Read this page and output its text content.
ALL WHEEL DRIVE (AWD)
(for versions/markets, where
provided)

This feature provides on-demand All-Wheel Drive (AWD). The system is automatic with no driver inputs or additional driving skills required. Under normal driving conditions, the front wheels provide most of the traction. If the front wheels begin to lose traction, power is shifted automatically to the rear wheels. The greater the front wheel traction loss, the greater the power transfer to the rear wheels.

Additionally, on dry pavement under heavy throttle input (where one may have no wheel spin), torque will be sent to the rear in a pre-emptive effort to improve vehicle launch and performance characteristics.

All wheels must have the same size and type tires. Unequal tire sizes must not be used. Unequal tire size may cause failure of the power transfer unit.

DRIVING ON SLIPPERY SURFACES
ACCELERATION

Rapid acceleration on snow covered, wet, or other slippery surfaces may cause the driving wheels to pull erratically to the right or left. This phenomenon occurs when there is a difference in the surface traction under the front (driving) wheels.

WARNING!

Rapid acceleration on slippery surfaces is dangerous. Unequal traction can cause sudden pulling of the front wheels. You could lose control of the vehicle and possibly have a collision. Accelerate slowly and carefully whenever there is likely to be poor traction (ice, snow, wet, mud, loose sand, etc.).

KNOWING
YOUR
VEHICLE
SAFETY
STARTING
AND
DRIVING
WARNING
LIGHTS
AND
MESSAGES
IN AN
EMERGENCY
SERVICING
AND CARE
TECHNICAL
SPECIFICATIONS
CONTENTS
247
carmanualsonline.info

###

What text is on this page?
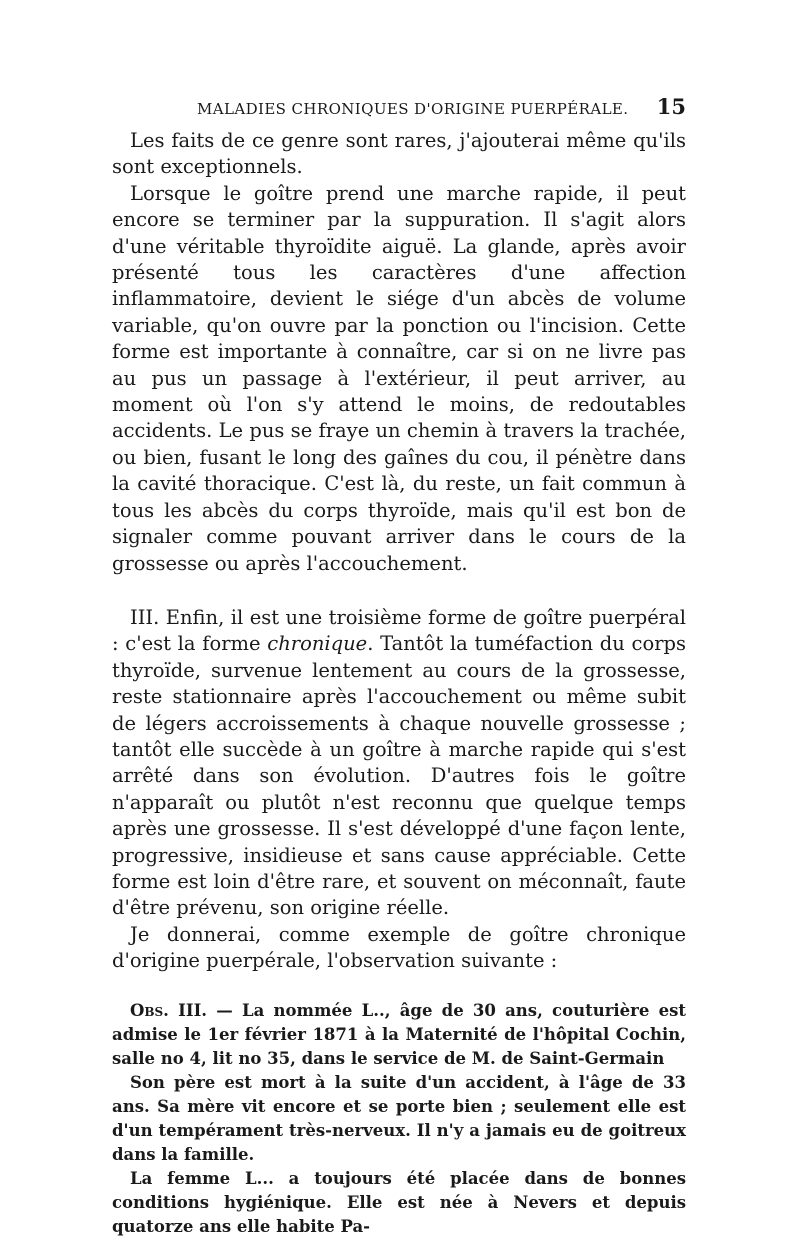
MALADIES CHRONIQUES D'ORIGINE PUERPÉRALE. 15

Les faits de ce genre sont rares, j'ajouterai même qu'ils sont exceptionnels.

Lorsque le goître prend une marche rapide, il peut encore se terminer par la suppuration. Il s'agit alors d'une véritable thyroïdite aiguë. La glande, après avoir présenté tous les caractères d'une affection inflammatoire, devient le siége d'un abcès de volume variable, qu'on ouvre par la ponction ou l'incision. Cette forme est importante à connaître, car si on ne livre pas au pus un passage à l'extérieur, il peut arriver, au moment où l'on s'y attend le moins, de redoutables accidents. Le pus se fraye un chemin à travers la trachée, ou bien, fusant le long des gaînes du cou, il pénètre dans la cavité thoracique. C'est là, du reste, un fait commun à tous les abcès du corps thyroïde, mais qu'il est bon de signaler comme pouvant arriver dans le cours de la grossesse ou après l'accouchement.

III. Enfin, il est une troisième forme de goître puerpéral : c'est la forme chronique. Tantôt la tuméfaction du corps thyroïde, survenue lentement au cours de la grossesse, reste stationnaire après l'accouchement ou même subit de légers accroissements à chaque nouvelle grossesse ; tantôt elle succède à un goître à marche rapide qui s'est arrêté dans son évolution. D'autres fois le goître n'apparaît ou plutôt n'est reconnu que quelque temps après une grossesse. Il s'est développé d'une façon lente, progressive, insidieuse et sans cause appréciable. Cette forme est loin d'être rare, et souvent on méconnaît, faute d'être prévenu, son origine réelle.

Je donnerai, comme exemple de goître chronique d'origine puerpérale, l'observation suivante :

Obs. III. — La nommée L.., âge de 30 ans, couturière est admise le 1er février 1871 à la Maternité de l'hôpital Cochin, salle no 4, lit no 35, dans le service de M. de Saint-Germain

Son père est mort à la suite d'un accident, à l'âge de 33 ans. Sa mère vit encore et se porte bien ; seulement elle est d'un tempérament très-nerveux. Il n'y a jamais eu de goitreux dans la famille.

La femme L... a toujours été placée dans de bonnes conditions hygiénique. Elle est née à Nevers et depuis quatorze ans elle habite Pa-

###

▸ **TASK TO CARRY OUT**:
List each line in the listing that contains the string "page".

▸ **WRITTEN RESPONSE**:
Read this page and output its text content.
What text is on this page?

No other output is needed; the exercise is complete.